— Start of Task material —

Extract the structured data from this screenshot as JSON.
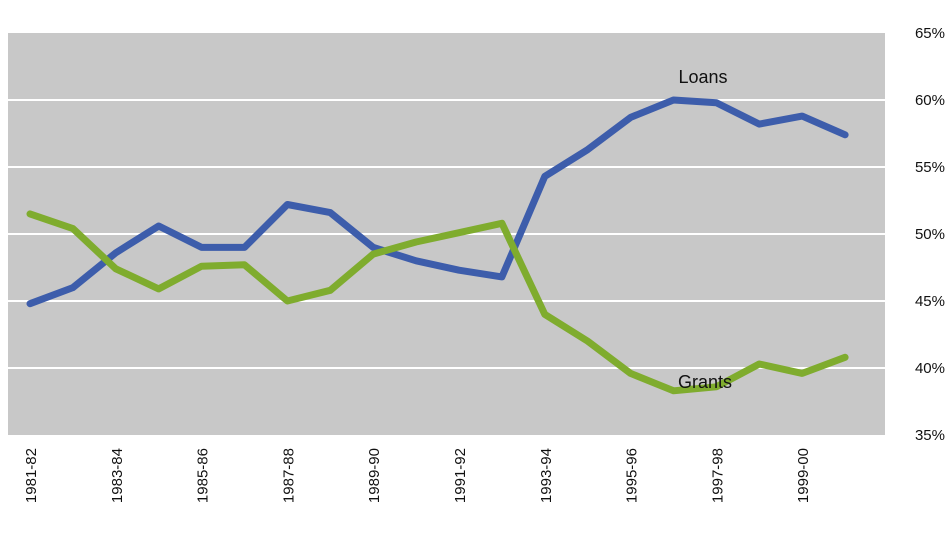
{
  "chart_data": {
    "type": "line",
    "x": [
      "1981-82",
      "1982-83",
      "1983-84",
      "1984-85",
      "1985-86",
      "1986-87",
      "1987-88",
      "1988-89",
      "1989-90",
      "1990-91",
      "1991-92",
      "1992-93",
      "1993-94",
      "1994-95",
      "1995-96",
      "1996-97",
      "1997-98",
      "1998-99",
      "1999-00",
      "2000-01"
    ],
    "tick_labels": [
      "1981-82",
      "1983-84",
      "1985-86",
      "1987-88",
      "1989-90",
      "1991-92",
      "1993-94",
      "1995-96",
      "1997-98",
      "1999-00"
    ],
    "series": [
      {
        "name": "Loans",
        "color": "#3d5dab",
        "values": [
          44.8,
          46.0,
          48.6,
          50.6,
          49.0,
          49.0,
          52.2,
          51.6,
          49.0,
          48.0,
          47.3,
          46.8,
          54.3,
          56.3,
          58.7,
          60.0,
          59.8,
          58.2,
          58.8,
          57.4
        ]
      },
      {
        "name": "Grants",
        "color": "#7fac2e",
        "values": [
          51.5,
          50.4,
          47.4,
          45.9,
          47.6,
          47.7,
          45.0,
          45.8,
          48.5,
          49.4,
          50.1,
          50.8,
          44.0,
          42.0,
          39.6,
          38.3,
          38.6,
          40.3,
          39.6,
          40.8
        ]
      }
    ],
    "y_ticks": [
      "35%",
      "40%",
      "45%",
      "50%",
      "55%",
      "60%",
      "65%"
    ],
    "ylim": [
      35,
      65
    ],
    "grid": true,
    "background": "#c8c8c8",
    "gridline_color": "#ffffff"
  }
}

— End of Task material —
— Start of Task material —

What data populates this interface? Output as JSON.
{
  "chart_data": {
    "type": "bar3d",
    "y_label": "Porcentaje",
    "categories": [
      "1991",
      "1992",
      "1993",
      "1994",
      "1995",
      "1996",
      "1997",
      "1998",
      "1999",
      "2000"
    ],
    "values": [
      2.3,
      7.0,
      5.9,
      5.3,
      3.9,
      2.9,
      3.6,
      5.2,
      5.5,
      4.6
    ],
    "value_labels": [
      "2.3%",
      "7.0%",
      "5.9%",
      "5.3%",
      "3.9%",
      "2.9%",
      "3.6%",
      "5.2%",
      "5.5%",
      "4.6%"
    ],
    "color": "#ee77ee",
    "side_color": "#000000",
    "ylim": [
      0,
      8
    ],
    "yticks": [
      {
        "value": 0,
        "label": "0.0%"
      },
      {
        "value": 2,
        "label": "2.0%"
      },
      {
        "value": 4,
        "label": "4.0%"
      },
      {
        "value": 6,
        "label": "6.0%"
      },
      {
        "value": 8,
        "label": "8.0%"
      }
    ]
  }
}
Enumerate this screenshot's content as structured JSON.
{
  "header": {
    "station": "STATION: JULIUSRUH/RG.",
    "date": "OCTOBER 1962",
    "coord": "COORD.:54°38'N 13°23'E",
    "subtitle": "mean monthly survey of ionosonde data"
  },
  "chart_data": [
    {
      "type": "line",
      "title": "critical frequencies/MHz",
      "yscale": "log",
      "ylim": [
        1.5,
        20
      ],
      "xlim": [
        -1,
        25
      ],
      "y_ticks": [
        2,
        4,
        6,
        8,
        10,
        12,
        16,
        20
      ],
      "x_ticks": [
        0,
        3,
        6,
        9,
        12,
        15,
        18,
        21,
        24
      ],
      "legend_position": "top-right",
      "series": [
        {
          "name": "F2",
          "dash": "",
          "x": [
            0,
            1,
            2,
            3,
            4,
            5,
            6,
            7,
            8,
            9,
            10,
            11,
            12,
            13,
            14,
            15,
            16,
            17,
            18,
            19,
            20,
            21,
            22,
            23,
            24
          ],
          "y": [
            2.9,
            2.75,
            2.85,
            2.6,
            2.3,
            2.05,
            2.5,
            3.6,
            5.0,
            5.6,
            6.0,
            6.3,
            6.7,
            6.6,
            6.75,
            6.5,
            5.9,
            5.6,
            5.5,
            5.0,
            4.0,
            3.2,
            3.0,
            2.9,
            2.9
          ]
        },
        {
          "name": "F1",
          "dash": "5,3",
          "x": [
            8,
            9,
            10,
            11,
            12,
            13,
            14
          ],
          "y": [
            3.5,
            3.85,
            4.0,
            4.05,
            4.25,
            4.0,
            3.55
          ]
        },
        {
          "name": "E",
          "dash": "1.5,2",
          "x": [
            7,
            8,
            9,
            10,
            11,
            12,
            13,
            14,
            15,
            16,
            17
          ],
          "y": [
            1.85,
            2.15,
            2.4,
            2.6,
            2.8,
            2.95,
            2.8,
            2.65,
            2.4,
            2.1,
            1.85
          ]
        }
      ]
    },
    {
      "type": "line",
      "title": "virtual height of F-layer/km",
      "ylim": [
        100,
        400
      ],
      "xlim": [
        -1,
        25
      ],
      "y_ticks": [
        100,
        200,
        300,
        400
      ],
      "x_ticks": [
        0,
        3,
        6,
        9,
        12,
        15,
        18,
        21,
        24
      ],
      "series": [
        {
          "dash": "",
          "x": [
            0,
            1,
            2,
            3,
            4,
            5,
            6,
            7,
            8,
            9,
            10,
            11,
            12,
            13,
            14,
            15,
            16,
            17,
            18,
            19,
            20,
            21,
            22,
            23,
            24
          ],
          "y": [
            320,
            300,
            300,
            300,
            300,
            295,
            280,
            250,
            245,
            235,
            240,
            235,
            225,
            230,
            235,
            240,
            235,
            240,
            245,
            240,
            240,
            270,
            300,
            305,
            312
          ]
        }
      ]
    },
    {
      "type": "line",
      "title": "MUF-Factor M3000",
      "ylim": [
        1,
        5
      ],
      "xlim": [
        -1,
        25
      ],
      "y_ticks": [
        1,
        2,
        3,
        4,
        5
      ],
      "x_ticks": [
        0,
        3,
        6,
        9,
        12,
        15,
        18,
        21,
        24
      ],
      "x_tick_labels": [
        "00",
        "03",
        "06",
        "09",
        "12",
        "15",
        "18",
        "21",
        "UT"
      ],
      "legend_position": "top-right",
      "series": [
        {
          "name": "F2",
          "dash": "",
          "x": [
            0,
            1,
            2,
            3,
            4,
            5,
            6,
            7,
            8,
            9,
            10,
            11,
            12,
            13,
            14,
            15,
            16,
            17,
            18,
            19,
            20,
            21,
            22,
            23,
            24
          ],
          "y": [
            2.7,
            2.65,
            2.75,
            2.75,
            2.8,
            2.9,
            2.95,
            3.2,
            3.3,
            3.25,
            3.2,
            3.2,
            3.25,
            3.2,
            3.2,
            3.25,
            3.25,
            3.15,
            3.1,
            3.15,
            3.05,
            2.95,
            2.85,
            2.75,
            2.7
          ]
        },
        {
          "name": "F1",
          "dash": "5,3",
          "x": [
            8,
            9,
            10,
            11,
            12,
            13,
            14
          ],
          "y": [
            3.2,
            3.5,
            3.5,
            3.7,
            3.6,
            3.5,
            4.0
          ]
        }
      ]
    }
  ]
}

— End of Task material —

§ Short problem:
Find and copy each line above that includes the string "screenshot".

§ The solution:
Extract the structured data from this screenshot as JSON.
Enumerate this screenshot's content as structured JSON.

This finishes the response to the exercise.